Continue the passage about Marino Restrepo's early life from the point where it ends.

» **Reading passage**:
.....
There is an incredible story in an incredible book that details the life and conversion of one Marino Restrepo -- formerly of Colombia, now in California, whose life has a movie-like quality but emblazoned now with a touch that is ethereal -- and heavenly.

It is an intense book not only because of the story but because it is full of deep and unique spiritual insights. Perhaps "powerful" is the word: Restrepo, who is now a Catholic missionary, with an apostolate in 21 countries, started out as did so many of his era in a world of sex, drugs, hippiedom, and slavish devotion to entertainment.

Born in the highlands of the Andes mountains, he moved to Germany in his late teens, where he married and studied music before relocating to Hollywood and entering the music and film industries -- as well as debauchery.

It is not a pretty picture, although it is certainly a familiar one.

There were endless girlfriends, there was the pot, cocaine, hallucinogenic drugs, there was the alcohol and dabbling in the occult -- every stylish Sixties thing from Eastern religions to yoga and tarot cards.

Playing a guitar for a living, Restrepo became what he himself describes as "astrological, superstitious, spiritualistic, and alchemistic."

There was even voodoo.

It was the recipe that so many his age bought into; it was also a recipe for disaster.
.....
(Records)
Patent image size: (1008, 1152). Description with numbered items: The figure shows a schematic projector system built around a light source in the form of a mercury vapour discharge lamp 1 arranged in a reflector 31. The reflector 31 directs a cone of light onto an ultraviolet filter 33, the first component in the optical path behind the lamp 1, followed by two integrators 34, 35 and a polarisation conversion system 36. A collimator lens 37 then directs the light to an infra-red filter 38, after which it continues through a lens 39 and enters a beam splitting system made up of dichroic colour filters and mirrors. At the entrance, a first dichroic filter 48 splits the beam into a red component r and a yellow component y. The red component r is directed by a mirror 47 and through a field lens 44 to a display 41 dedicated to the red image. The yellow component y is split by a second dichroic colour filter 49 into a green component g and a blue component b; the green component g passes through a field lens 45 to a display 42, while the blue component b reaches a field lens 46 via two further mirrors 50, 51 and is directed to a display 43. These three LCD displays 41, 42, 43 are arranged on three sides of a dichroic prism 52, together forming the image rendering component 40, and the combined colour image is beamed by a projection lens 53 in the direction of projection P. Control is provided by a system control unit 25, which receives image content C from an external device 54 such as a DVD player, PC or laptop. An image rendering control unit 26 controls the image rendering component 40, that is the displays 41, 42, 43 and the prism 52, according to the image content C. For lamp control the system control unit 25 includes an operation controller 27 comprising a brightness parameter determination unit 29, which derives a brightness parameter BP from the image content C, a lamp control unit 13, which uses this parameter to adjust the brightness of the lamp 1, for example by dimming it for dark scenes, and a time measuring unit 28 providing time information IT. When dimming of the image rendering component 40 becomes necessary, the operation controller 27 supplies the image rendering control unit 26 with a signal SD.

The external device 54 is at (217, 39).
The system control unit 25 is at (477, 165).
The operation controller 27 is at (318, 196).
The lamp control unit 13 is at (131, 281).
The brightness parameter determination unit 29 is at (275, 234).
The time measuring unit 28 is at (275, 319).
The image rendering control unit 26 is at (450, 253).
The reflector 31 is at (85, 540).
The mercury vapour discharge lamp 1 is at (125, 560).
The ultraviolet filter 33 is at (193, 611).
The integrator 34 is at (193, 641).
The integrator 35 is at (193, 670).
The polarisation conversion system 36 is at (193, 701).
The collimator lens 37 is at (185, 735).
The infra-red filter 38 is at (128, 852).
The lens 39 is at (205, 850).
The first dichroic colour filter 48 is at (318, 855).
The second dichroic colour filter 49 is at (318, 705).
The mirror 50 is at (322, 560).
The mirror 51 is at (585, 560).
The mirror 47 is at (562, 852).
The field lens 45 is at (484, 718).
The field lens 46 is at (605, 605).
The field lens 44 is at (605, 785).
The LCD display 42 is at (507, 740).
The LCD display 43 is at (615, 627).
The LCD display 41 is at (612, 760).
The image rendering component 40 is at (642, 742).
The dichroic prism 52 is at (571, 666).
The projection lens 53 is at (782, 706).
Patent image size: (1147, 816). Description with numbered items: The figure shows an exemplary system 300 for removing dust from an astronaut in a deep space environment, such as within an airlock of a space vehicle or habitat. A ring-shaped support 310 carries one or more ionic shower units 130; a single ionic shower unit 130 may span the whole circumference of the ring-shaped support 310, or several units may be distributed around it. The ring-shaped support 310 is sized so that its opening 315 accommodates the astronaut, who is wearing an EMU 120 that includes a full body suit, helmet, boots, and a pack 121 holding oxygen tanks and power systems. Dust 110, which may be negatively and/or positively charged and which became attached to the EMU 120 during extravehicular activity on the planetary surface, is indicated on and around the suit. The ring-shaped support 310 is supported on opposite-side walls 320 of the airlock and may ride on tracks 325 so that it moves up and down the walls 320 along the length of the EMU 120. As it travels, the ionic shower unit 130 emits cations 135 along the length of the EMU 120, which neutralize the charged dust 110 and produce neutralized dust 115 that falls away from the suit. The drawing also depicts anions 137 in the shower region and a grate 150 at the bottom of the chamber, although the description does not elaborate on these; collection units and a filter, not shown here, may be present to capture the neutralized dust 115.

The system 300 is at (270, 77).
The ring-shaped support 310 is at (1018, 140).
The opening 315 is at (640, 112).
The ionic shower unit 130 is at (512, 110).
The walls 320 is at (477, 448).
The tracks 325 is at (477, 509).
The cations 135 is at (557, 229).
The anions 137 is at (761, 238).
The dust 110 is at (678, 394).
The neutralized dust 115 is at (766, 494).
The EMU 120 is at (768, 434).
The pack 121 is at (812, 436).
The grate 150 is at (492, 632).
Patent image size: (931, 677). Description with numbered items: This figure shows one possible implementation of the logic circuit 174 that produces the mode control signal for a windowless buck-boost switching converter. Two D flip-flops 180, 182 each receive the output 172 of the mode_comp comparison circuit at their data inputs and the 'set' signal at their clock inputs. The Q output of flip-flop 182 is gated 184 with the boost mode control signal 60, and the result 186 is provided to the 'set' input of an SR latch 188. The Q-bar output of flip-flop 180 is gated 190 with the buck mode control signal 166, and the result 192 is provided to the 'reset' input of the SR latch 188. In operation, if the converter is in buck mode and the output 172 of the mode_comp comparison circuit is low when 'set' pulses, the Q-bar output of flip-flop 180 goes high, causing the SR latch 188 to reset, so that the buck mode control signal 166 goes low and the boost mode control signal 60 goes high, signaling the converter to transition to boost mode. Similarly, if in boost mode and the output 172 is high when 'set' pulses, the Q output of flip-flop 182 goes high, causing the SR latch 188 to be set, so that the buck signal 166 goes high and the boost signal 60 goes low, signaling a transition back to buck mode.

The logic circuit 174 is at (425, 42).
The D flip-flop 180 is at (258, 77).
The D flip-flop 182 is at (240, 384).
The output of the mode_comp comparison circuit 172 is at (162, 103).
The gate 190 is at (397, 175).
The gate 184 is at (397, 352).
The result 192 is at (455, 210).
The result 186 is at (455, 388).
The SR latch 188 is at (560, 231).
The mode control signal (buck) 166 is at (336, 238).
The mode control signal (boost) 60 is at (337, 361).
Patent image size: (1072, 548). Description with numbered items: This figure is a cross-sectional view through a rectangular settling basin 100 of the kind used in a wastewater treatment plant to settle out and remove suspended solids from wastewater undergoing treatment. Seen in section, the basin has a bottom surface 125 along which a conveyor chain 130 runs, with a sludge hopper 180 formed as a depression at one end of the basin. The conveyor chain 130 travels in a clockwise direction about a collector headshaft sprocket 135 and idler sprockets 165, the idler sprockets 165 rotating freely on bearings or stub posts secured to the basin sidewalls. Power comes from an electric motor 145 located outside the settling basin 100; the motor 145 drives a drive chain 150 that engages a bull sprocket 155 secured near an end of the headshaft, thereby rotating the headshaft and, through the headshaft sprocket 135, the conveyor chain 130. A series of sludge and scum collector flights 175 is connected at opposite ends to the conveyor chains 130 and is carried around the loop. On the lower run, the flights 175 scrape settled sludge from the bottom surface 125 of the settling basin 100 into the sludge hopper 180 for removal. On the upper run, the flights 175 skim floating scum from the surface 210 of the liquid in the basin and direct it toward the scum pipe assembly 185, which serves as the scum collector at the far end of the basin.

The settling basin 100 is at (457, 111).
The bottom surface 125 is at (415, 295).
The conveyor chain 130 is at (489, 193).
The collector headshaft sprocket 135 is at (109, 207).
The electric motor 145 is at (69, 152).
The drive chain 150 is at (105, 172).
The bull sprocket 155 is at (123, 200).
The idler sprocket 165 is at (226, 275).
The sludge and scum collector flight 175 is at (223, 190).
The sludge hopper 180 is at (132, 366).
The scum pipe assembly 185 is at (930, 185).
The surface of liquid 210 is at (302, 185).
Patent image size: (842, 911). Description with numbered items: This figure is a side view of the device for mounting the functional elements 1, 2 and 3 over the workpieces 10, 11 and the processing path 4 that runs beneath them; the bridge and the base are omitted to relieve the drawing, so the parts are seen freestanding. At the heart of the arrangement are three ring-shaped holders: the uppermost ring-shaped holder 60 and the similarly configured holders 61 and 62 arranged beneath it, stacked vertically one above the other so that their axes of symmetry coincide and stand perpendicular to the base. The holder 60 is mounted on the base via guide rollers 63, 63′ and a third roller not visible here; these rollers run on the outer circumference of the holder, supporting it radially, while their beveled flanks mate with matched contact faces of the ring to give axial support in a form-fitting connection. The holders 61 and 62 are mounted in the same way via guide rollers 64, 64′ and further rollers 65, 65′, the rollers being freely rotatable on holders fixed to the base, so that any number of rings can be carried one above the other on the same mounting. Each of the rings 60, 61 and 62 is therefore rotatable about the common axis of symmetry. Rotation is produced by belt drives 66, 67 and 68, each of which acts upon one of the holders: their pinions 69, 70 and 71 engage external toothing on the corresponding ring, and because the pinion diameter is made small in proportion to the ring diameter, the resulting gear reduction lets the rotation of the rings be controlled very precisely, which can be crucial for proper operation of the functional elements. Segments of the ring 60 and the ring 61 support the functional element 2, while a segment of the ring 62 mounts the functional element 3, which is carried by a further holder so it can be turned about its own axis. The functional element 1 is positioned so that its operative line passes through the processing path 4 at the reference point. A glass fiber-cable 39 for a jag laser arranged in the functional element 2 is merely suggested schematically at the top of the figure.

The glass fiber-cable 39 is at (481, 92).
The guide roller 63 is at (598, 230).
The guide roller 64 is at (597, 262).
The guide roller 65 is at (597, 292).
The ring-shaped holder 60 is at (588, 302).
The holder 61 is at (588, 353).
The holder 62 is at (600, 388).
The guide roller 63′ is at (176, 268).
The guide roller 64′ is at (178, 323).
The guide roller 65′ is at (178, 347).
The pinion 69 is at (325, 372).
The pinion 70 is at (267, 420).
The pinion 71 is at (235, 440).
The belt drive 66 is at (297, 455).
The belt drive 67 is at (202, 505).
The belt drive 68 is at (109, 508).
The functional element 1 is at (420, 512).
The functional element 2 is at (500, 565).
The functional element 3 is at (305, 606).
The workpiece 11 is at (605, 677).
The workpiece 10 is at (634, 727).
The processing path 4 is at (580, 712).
.....
» **Answer to this task**:
When Marino's marriage came to a predictable and early end, Marino moved to the U.S. and continued the waywardness. In his own words his life "became immersed in a world of bars, cocaine, and women who were as decadent as I."

"The same spirit that had baptized me to the world of [a girlfriend who used drugs in Colombia], through the first marijuana cigarette in 1967, was still orienting my life in California," he writes in the book, From Darkness into the Light, which we could not put down. "It was no coincidence that coming from the same dark force, it would beckon me, giving one last shake before leaving me in perpetual darkness.

As a musician and later in the film-merchandising business, the former Colombian was to encounter "many evil characters [who] had infiltrated Hollywood as famous writers working for the most prestigious film studios, or as producers of the greatest movies ranging from Disney's productions for children to Warner Brothers' horror movies. This spirit began to grow in the 1960s when the 'love and peace' generation was born, and has grown ever since."

We get the picture: this young man was brushing up against dark spirits. And perhaps not coincidentally, his was a family of tragedy. By the early 1990s, Marino's youngest brother had died in a sea accident, and six months later, his father passed away from a brain hemorrhage. A few years after that, another brother shot himself to death during an argument with his wife. And two months after the death of his second brother, Marino's mother died. Intergenerational baggage?

It was here that the real drama began. Returning to Colombia to share the grief with his sisters -- and at the same time to party in the loose atmosphere of his homeland -- Restrepo left to spend the night -- Christmas -- at an uncle's farm in Anserma.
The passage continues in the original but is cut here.